:: Activity ::
The records below are to be returned exactly as written, minus their pictures.

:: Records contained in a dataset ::
___

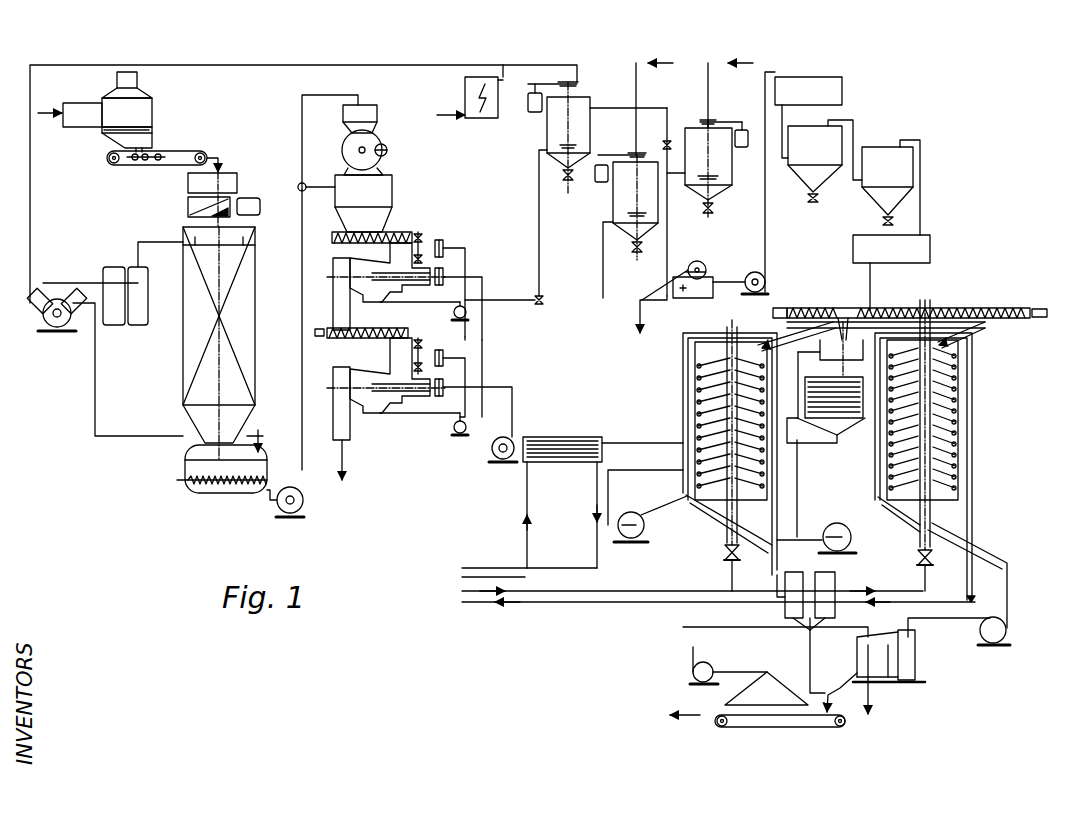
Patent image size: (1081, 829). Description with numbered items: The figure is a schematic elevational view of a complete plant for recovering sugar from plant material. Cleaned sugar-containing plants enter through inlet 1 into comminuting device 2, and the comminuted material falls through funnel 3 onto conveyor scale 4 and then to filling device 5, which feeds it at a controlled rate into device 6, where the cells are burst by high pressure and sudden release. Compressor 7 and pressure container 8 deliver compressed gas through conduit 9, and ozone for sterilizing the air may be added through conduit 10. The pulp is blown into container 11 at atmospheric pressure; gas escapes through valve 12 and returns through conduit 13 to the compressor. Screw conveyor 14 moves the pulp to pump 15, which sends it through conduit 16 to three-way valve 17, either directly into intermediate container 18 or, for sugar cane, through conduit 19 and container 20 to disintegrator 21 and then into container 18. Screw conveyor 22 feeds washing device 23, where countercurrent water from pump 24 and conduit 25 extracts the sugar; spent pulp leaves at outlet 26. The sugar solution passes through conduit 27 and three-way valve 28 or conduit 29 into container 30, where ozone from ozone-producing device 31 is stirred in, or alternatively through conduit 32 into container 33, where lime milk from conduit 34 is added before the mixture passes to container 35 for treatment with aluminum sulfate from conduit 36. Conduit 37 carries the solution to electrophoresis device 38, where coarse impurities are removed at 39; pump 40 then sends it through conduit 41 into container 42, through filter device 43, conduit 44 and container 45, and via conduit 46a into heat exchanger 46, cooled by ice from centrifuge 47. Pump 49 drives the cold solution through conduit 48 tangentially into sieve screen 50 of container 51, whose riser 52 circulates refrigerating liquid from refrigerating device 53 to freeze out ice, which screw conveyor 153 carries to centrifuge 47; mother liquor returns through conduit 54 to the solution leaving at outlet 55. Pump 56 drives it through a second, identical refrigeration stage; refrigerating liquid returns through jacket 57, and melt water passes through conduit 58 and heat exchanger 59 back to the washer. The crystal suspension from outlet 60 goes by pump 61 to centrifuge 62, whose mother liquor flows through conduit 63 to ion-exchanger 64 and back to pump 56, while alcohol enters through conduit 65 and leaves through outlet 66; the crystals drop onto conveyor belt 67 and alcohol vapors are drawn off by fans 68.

The inlet 1 is at (70, 109).
The comminuting device 2 is at (148, 107).
The funnel 3 is at (143, 137).
The conveyor scale 4 is at (152, 166).
The filling device 5 is at (238, 181).
The device for bursting cells 6 is at (244, 345).
The compressor 7 is at (64, 298).
The pressure container 8 is at (148, 305).
The conduit 9 is at (167, 242).
The conduit 10 is at (238, 65).
The container 11 is at (250, 461).
The valve 12 is at (260, 438).
The conduit 13 is at (140, 436).
The screw conveyor 14 is at (245, 488).
The pump 15 is at (303, 502).
The conduit 16 is at (301, 365).
The three-way valve 17 is at (300, 192).
The intermediate container 18 is at (385, 195).
The conduit 19 is at (301, 148).
The container 20 is at (375, 110).
The disintegrator 21 is at (372, 162).
The screw conveyor 22 is at (336, 234).
The washing device 23 is at (336, 306).
The pump 24 is at (491, 453).
The conduit 25 is at (513, 410).
The outlet 26 is at (358, 462).
The conduit 27 is at (513, 300).
The three-way valve 28 is at (540, 306).
The conduit 29 is at (546, 250).
The container 30 is at (547, 131).
The ozone-producing device 31 is at (485, 119).
The conduit 32 is at (604, 272).
The container 33 is at (613, 203).
The conduit 34 is at (638, 86).
The container 35 is at (728, 168).
The conduit 36 is at (710, 88).
The conduit 37 is at (669, 238).
The electrophoresis device 38 is at (678, 300).
The impurity removal outlet 39 is at (640, 318).
The pump 40 is at (766, 284).
The conduit 41 is at (767, 236).
The container 42 is at (810, 80).
The filter device 43 is at (798, 156).
The conduit 44 is at (921, 200).
The container 45 is at (920, 248).
The heat exchanger 46 is at (857, 432).
The conduit 46a is at (872, 289).
The centrifuge 47 is at (820, 348).
The conduit 48 is at (661, 474).
The pump 49 is at (646, 528).
The sieve screen 50 is at (702, 405).
The container 51 is at (762, 335).
The riser 52 is at (700, 378).
The refrigerating device 53 is at (584, 592).
The conduit 54 is at (798, 493).
The outlet 55 is at (787, 524).
The pump 56 is at (852, 538).
The jacket 57 is at (683, 350).
The conduit 58 is at (651, 442).
The heat exchanger 59 is at (556, 437).
The outlet 60 is at (982, 548).
The pump 61 is at (995, 645).
The centrifuge 62 is at (908, 658).
The conduit 63 is at (812, 660).
The ion-exchanger 64 is at (830, 584).
The conduit 65 is at (840, 630).
The outlet 66 is at (872, 708).
The conveyor belt 67 is at (826, 722).
The exhausts or fans 68 is at (710, 666).
The screw conveyor 153 is at (846, 306).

___

:: Exercise result ::
Patent image size: (1081, 829). Description with numbered items: The figure is a schematic elevational view of a complete plant for recovering sugar from plant material. Cleaned sugar-containing plants enter through inlet 1 into comminuting device 2, and the comminuted material falls through funnel 3 onto conveyor scale 4 and then to filling device 5, which feeds it at a controlled rate into device 6, where the cells are burst by high pressure and sudden release. Compressor 7 and pressure container 8 deliver compressed gas through conduit 9, and ozone for sterilizing the air may be added through conduit 10. The pulp is blown into container 11 at atmospheric pressure; gas escapes through valve 12 and returns through conduit 13 to the compressor. Screw conveyor 14 moves the pulp to pump 15, which sends it through conduit 16 to three-way valve 17, either directly into intermediate container 18 or, for sugar cane, through conduit 19 and container 20 to disintegrator 21 and then into container 18. Screw conveyor 22 feeds washing device 23, where countercurrent water from pump 24 and conduit 25 extracts the sugar; spent pulp leaves at outlet 26. The sugar solution passes through conduit 27 and three-way valve 28 or conduit 29 into container 30, where ozone from ozone-producing device 31 is stirred in, or alternatively through conduit 32 into container 33, where lime milk from conduit 34 is added before the mixture passes to container 35 for treatment with aluminum sulfate from conduit 36. Conduit 37 carries the solution to electrophoresis device 38, where coarse impurities are removed at 39; pump 40 then sends it through conduit 41 into container 42, through filter device 43, conduit 44 and container 45, and via conduit 46a into heat exchanger 46, cooled by ice from centrifuge 47. Pump 49 drives the cold solution through conduit 48 tangentially into sieve screen 50 of container 51, whose riser 52 circulates refrigerating liquid from refrigerating device 53 to freeze out ice, which screw conveyor 153 carries to centrifuge 47; mother liquor returns through conduit 54 to the solution leaving at outlet 55. Pump 56 drives it through a second, identical refrigeration stage; refrigerating liquid returns through jacket 57, and melt water passes through conduit 58 and heat exchanger 59 back to the washer. The crystal suspension from outlet 60 goes by pump 61 to centrifuge 62, whose mother liquor flows through conduit 63 to ion-exchanger 64 and back to pump 56, while alcohol enters through conduit 65 and leaves through outlet 66; the crystals drop onto conveyor belt 67 and alcohol vapors are drawn off by fans 68.

The inlet 1 is at (70, 109).
The comminuting device 2 is at (148, 107).
The funnel 3 is at (143, 137).
The conveyor scale 4 is at (152, 166).
The filling device 5 is at (238, 181).
The device for bursting cells 6 is at (244, 345).
The compressor 7 is at (64, 298).
The pressure container 8 is at (148, 305).
The conduit 9 is at (167, 242).
The conduit 10 is at (238, 65).
The container 11 is at (250, 461).
The valve 12 is at (260, 438).
The conduit 13 is at (140, 436).
The screw conveyor 14 is at (245, 488).
The pump 15 is at (303, 502).
The conduit 16 is at (301, 365).
The three-way valve 17 is at (300, 192).
The intermediate container 18 is at (385, 195).
The conduit 19 is at (301, 148).
The container 20 is at (375, 110).
The disintegrator 21 is at (372, 162).
The screw conveyor 22 is at (336, 234).
The washing device 23 is at (336, 306).
The pump 24 is at (491, 453).
The conduit 25 is at (513, 410).
The outlet 26 is at (358, 462).
The conduit 27 is at (513, 300).
The three-way valve 28 is at (540, 306).
The conduit 29 is at (546, 250).
The container 30 is at (547, 131).
The ozone-producing device 31 is at (485, 119).
The conduit 32 is at (604, 272).
The container 33 is at (613, 203).
The conduit 34 is at (638, 86).
The container 35 is at (728, 168).
The conduit 36 is at (710, 88).
The conduit 37 is at (669, 238).
The electrophoresis device 38 is at (678, 300).
The impurity removal outlet 39 is at (640, 318).
The pump 40 is at (766, 284).
The conduit 41 is at (767, 236).
The container 42 is at (810, 80).
The filter device 43 is at (798, 156).
The conduit 44 is at (921, 200).
The container 45 is at (920, 248).
The heat exchanger 46 is at (857, 432).
The conduit 46a is at (872, 289).
The centrifuge 47 is at (820, 348).
The conduit 48 is at (661, 474).
The pump 49 is at (646, 528).
The sieve screen 50 is at (702, 405).
The container 51 is at (762, 335).
The riser 52 is at (700, 378).
The refrigerating device 53 is at (584, 592).
The conduit 54 is at (798, 493).
The outlet 55 is at (787, 524).
The pump 56 is at (852, 538).
The jacket 57 is at (683, 350).
The conduit 58 is at (651, 442).
The heat exchanger 59 is at (556, 437).
The outlet 60 is at (982, 548).
The pump 61 is at (995, 645).
The centrifuge 62 is at (908, 658).
The conduit 63 is at (812, 660).
The ion-exchanger 64 is at (830, 584).
The conduit 65 is at (840, 630).
The outlet 66 is at (872, 708).
The conveyor belt 67 is at (826, 722).
The exhausts or fans 68 is at (710, 666).
The screw conveyor 153 is at (846, 306).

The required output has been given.